## DIRECTIVE:
Locate the line that contains "Extract all readable text from this page.". Copy it and every following line through the end of the records, exactly, and include nothing else.

## STORED DATA:
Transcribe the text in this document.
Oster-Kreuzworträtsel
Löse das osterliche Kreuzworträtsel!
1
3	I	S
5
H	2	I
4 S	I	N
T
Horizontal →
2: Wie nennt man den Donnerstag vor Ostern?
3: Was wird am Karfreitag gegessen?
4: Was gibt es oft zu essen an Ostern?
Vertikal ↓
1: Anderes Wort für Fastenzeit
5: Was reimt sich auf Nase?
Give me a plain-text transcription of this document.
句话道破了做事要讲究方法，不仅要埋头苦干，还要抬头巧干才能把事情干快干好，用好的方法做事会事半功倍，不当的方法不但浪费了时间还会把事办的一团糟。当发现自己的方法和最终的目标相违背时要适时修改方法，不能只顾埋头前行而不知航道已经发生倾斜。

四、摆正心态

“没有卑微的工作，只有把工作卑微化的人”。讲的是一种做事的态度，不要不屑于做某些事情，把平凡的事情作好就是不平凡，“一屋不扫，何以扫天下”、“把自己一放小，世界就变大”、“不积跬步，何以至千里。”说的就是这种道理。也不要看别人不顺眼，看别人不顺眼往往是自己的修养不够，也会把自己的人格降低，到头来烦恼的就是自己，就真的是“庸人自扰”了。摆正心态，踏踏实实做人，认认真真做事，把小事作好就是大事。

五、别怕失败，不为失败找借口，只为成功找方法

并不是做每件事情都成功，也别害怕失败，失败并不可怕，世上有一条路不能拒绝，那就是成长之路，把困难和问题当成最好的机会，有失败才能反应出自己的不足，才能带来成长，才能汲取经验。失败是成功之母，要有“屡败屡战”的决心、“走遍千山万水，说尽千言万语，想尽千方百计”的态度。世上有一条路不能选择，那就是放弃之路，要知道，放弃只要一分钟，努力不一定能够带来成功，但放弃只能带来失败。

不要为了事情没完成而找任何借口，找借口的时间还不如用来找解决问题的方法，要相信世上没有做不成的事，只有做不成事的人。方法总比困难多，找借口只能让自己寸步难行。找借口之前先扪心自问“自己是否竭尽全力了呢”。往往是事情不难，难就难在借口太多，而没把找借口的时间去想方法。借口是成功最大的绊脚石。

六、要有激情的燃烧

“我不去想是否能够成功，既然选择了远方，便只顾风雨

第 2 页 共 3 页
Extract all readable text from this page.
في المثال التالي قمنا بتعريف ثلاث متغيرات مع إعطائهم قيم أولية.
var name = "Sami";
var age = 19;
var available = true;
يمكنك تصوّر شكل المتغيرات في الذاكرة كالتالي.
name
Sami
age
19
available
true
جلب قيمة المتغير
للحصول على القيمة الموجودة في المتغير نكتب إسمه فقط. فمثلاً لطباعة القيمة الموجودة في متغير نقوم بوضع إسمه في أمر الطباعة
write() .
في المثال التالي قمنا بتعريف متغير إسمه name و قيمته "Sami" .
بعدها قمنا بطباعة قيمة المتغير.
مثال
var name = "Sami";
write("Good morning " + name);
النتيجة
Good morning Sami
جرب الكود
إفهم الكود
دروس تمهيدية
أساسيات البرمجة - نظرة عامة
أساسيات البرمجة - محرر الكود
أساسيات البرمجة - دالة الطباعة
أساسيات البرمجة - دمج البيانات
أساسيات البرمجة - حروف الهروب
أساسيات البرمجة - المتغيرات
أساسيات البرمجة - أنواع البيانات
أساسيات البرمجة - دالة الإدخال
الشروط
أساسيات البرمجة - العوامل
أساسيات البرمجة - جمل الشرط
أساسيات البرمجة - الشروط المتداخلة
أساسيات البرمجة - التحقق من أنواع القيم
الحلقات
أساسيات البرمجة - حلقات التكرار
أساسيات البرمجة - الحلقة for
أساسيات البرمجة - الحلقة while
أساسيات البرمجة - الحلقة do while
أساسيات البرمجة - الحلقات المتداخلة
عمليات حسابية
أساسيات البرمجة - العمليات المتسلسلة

## FULL SOLUTION:
Extract all readable text from this page.
في المثال التالي قمنا بتعريف ثلاث متغيرات مع إعطائهم قيم أولية.
var name = "Sami";
var age = 19;
var available = true;
يمكنك تصوّر شكل المتغيرات في الذاكرة كالتالي.
name
Sami
age
19
available
true
جلب قيمة المتغير
للحصول على القيمة الموجودة في المتغير نكتب إسمه فقط. فمثلاً لطباعة القيمة الموجودة في متغير نقوم بوضع إسمه في أمر الطباعة
write() .
في المثال التالي قمنا بتعريف متغير إسمه name و قيمته "Sami" .
بعدها قمنا بطباعة قيمة المتغير.
مثال
var name = "Sami";
write("Good morning " + name);
النتيجة
Good morning Sami
جرب الكود
إفهم الكود
دروس تمهيدية
أساسيات البرمجة - نظرة عامة
أساسيات البرمجة - محرر الكود
أساسيات البرمجة - دالة الطباعة
أساسيات البرمجة - دمج البيانات
أساسيات البرمجة - حروف الهروب
أساسيات البرمجة - المتغيرات
أساسيات البرمجة - أنواع البيانات
أساسيات البرمجة - دالة الإدخال
الشروط
أساسيات البرمجة - العوامل
أساسيات البرمجة - جمل الشرط
أساسيات البرمجة - الشروط المتداخلة
أساسيات البرمجة - التحقق من أنواع القيم
الحلقات
أساسيات البرمجة - حلقات التكرار
أساسيات البرمجة - الحلقة for
أساسيات البرمجة - الحلقة while
أساسيات البرمجة - الحلقة do while
أساسيات البرمجة - الحلقات المتداخلة
عمليات حسابية
أساسيات البرمجة - العمليات المتسلسلة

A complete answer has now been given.